§ EXERCISE OBJECTIVE: Copy every entry word for word, but skip the pictures.

Extracted data entries
• • • •
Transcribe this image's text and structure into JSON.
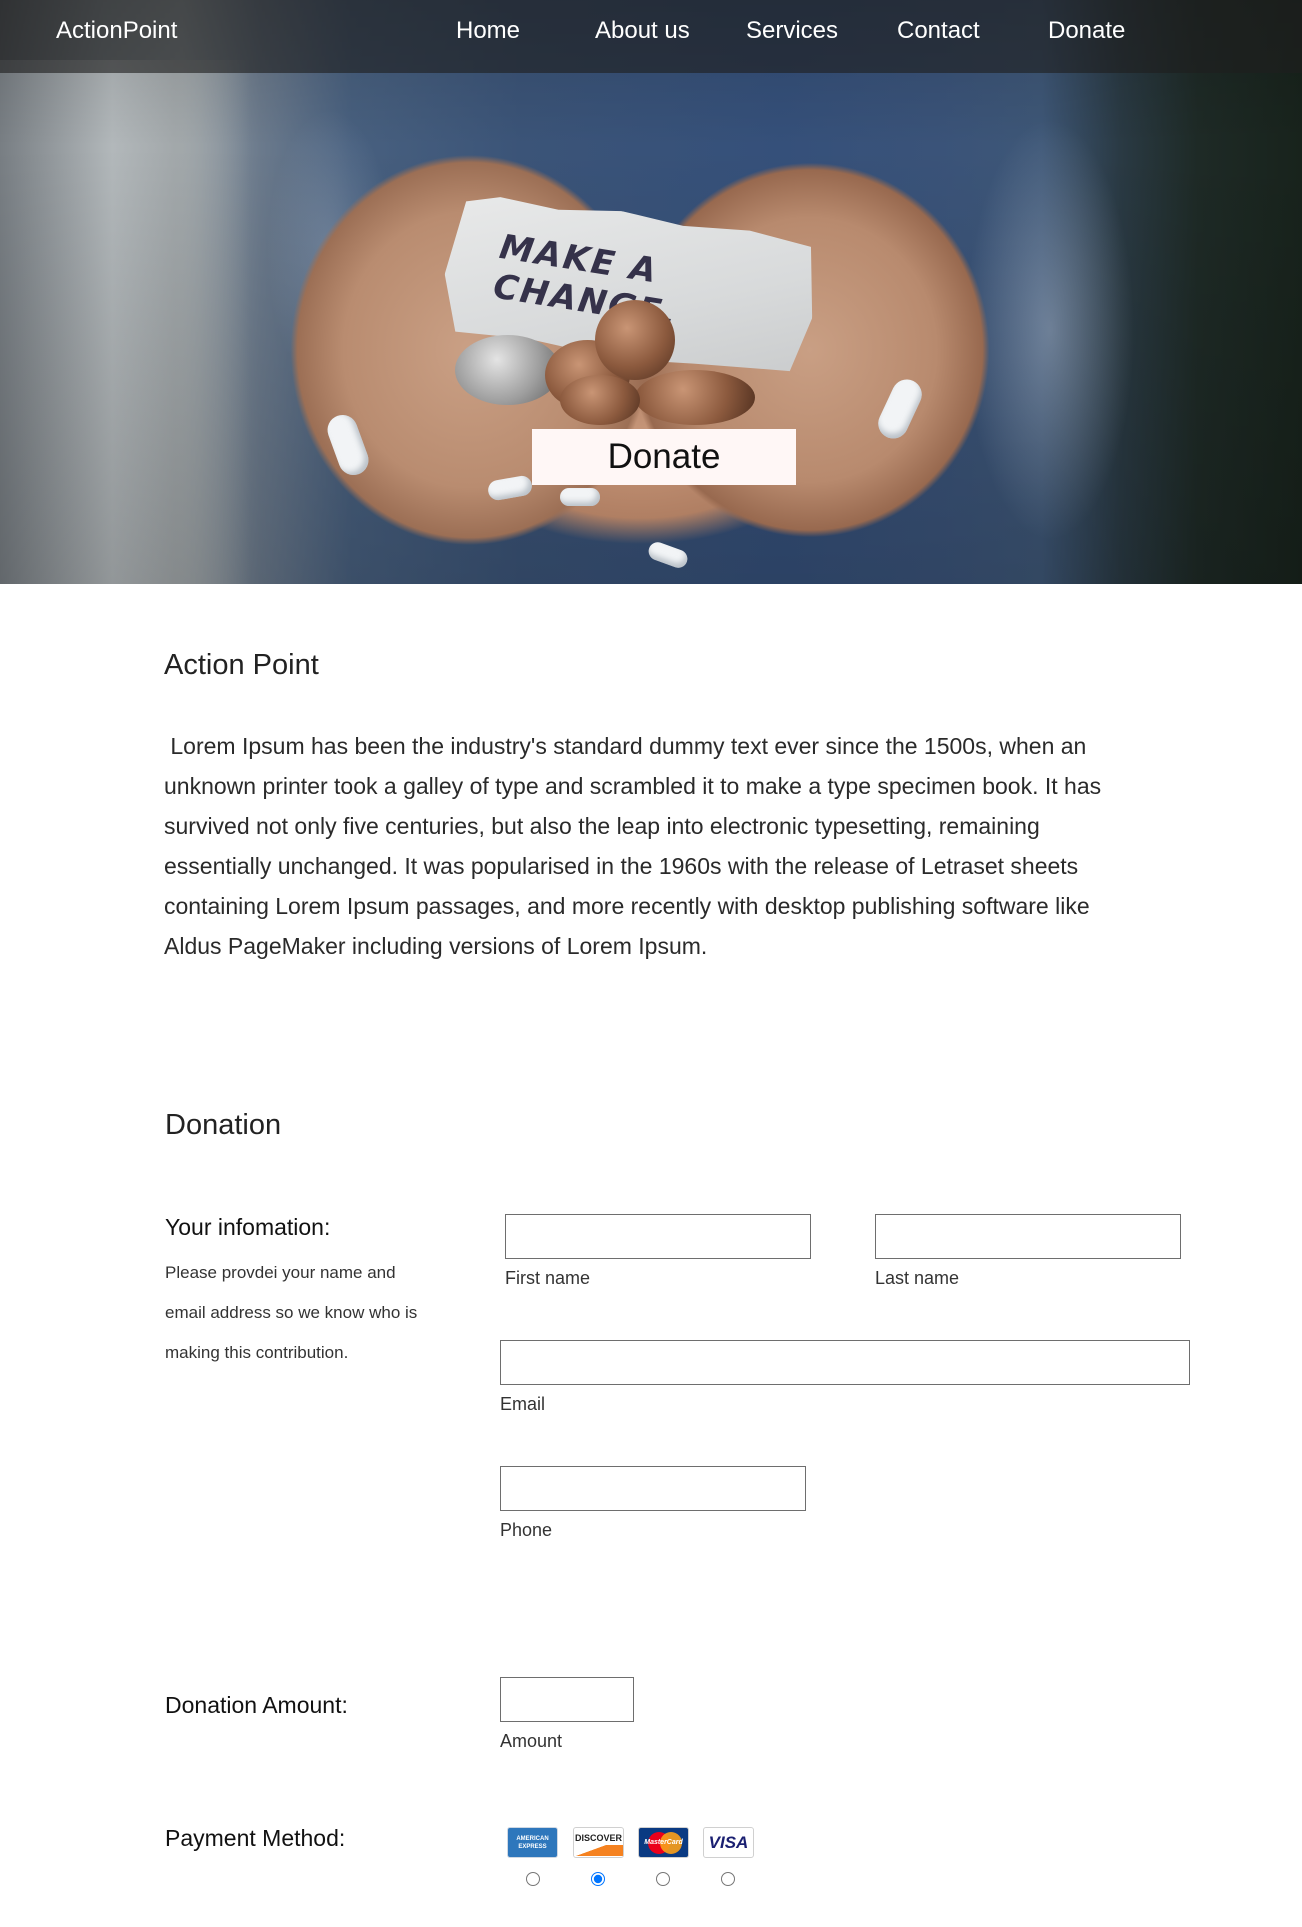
{
  "nav": {
    "brand": "ActionPoint",
    "links": [
      "Home",
      "About us",
      "Services",
      "Contact",
      "Donate"
    ]
  },
  "hero": {
    "paper_text": "MAKE A CHANGE.",
    "button_label": "Donate"
  },
  "about": {
    "title": "Action Point",
    "body": " Lorem Ipsum has been the industry's standard dummy text ever since the 1500s, when an unknown printer took a galley of type and scrambled it to make a type specimen book. It has survived not only five centuries, but also the leap into electronic typesetting, remaining essentially unchanged. It was popularised in the 1960s with the release of Letraset sheets containing Lorem Ipsum passages, and more recently with desktop publishing software like Aldus PageMaker including versions of Lorem Ipsum."
  },
  "donation": {
    "title": "Donation",
    "info_heading": "Your infomation:",
    "info_help": "Please provdei your name and email address so we know who is making this contribution.",
    "first_name_label": "First name",
    "last_name_label": "Last name",
    "email_label": "Email",
    "phone_label": "Phone",
    "amount_heading": "Donation Amount:",
    "amount_label": "Amount",
    "payment_heading": "Payment Method:",
    "cards": [
      {
        "name": "American Express",
        "icon": "amex-card-icon",
        "text": "AMERICAN EXPRESS",
        "color": "#2e77bc"
      },
      {
        "name": "Discover",
        "icon": "discover-card-icon",
        "text": "DISCOVER",
        "color": "#f58220"
      },
      {
        "name": "MasterCard",
        "icon": "mastercard-card-icon",
        "text": "MasterCard",
        "color": "#eb001b"
      },
      {
        "name": "Visa",
        "icon": "visa-card-icon",
        "text": "VISA",
        "color": "#1a1f71"
      }
    ],
    "selected_payment_index": 1
  },
  "colors": {
    "navbar_bg": "rgba(30,30,30,0.62)",
    "hero_button_bg": "#fff7f6",
    "radio_checked": "#1a73e8"
  }
}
• • • •
§ EXPECTED ANSWER:
Transcribe this image's text and structure into JSON.
{
  "nav": {
    "brand": "ActionPoint",
    "links": [
      "Home",
      "About us",
      "Services",
      "Contact",
      "Donate"
    ]
  },
  "hero": {
    "paper_text": "MAKE A CHANGE.",
    "button_label": "Donate"
  },
  "about": {
    "title": "Action Point",
    "body": " Lorem Ipsum has been the industry's standard dummy text ever since the 1500s, when an unknown printer took a galley of type and scrambled it to make a type specimen book. It has survived not only five centuries, but also the leap into electronic typesetting, remaining essentially unchanged. It was popularised in the 1960s with the release of Letraset sheets containing Lorem Ipsum passages, and more recently with desktop publishing software like Aldus PageMaker including versions of Lorem Ipsum."
  },
  "donation": {
    "title": "Donation",
    "info_heading": "Your infomation:",
    "info_help": "Please provdei your name and email address so we know who is making this contribution.",
    "first_name_label": "First name",
    "last_name_label": "Last name",
    "email_label": "Email",
    "phone_label": "Phone",
    "amount_heading": "Donation Amount:",
    "amount_label": "Amount",
    "payment_heading": "Payment Method:",
    "cards": [
      {
        "name": "American Express",
        "icon": "amex-card-icon",
        "text": "AMERICAN EXPRESS",
        "color": "#2e77bc"
      },
      {
        "name": "Discover",
        "icon": "discover-card-icon",
        "text": "DISCOVER",
        "color": "#f58220"
      },
      {
        "name": "MasterCard",
        "icon": "mastercard-card-icon",
        "text": "MasterCard",
        "color": "#eb001b"
      },
      {
        "name": "Visa",
        "icon": "visa-card-icon",
        "text": "VISA",
        "color": "#1a1f71"
      }
    ],
    "selected_payment_index": 1
  },
  "colors": {
    "navbar_bg": "rgba(30,30,30,0.62)",
    "hero_button_bg": "#fff7f6",
    "radio_checked": "#1a73e8"
  }
}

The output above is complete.